▶ [Collected data entries]:
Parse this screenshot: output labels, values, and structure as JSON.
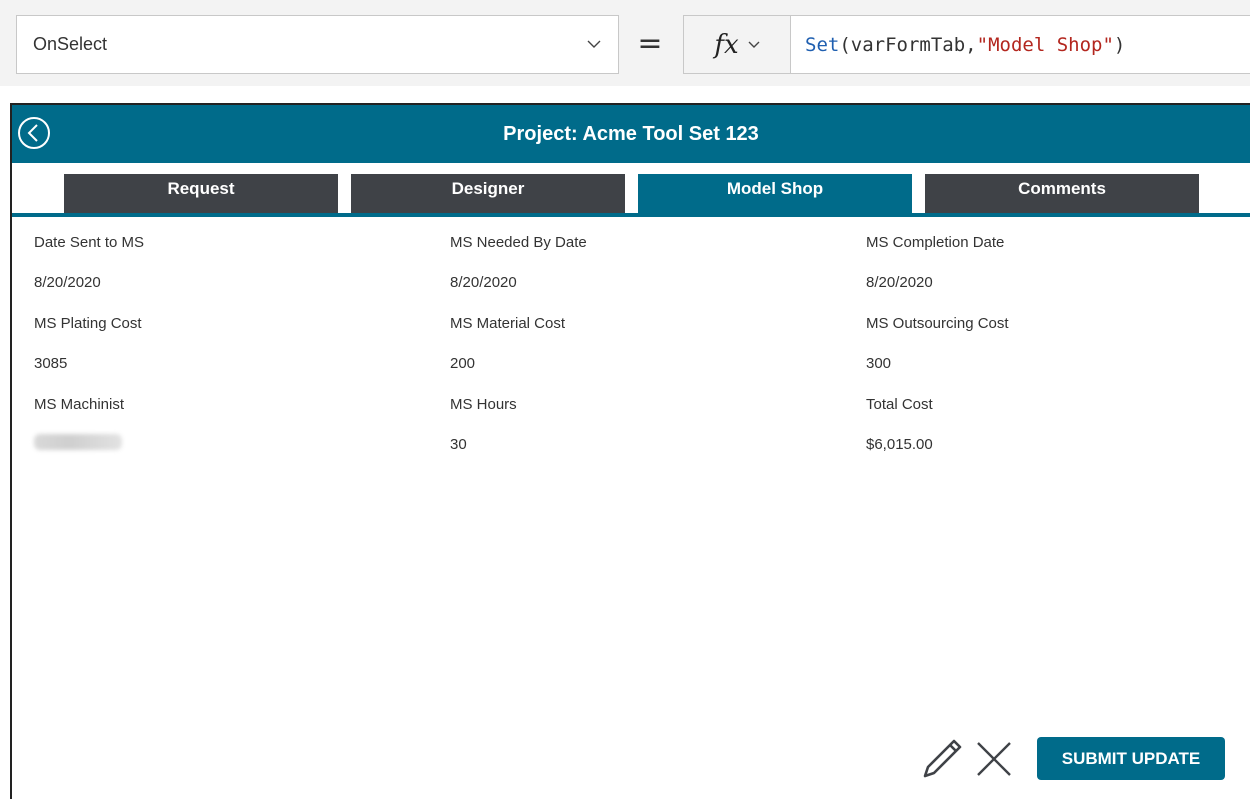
{
  "formula_bar": {
    "property": "OnSelect",
    "equals": "=",
    "fx_label": "fx",
    "formula": {
      "function": "Set",
      "open": "(",
      "args": "varFormTab, ",
      "string": "\"Model Shop\"",
      "close": ")"
    }
  },
  "header": {
    "title": "Project:  Acme Tool Set 123"
  },
  "tabs": [
    {
      "label": "Request",
      "active": false
    },
    {
      "label": "Designer",
      "active": false
    },
    {
      "label": "Model Shop",
      "active": true
    },
    {
      "label": "Comments",
      "active": false
    }
  ],
  "fields": [
    {
      "label": "Date Sent to MS",
      "value": "8/20/2020"
    },
    {
      "label": "MS Needed By Date",
      "value": "8/20/2020"
    },
    {
      "label": "MS Completion Date",
      "value": "8/20/2020"
    },
    {
      "label": "MS Plating Cost",
      "value": "3085"
    },
    {
      "label": "MS Material Cost",
      "value": "200"
    },
    {
      "label": "MS Outsourcing Cost",
      "value": "300"
    },
    {
      "label": "MS Machinist",
      "value": ""
    },
    {
      "label": "MS Hours",
      "value": "30"
    },
    {
      "label": "Total Cost",
      "value": "$6,015.00"
    }
  ],
  "actions": {
    "edit_icon": "pencil-icon",
    "cancel_icon": "close-icon",
    "submit_label": "SUBMIT UPDATE"
  },
  "colors": {
    "accent": "#006b8a",
    "tab_inactive": "#3f4247",
    "formula_function": "#1f5fb0",
    "formula_string": "#b3261e"
  }
}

▶ [PROBLEM TO SOLVE]:
Your copy should repeat each entry above exactly but contain no pictures.

▶ [OUTPUT BELOW]:
Parse this screenshot: output labels, values, and structure as JSON.
{
  "formula_bar": {
    "property": "OnSelect",
    "equals": "=",
    "fx_label": "fx",
    "formula": {
      "function": "Set",
      "open": "(",
      "args": "varFormTab, ",
      "string": "\"Model Shop\"",
      "close": ")"
    }
  },
  "header": {
    "title": "Project:  Acme Tool Set 123"
  },
  "tabs": [
    {
      "label": "Request",
      "active": false
    },
    {
      "label": "Designer",
      "active": false
    },
    {
      "label": "Model Shop",
      "active": true
    },
    {
      "label": "Comments",
      "active": false
    }
  ],
  "fields": [
    {
      "label": "Date Sent to MS",
      "value": "8/20/2020"
    },
    {
      "label": "MS Needed By Date",
      "value": "8/20/2020"
    },
    {
      "label": "MS Completion Date",
      "value": "8/20/2020"
    },
    {
      "label": "MS Plating Cost",
      "value": "3085"
    },
    {
      "label": "MS Material Cost",
      "value": "200"
    },
    {
      "label": "MS Outsourcing Cost",
      "value": "300"
    },
    {
      "label": "MS Machinist",
      "value": ""
    },
    {
      "label": "MS Hours",
      "value": "30"
    },
    {
      "label": "Total Cost",
      "value": "$6,015.00"
    }
  ],
  "actions": {
    "edit_icon": "pencil-icon",
    "cancel_icon": "close-icon",
    "submit_label": "SUBMIT UPDATE"
  },
  "colors": {
    "accent": "#006b8a",
    "tab_inactive": "#3f4247",
    "formula_function": "#1f5fb0",
    "formula_string": "#b3261e"
  }
}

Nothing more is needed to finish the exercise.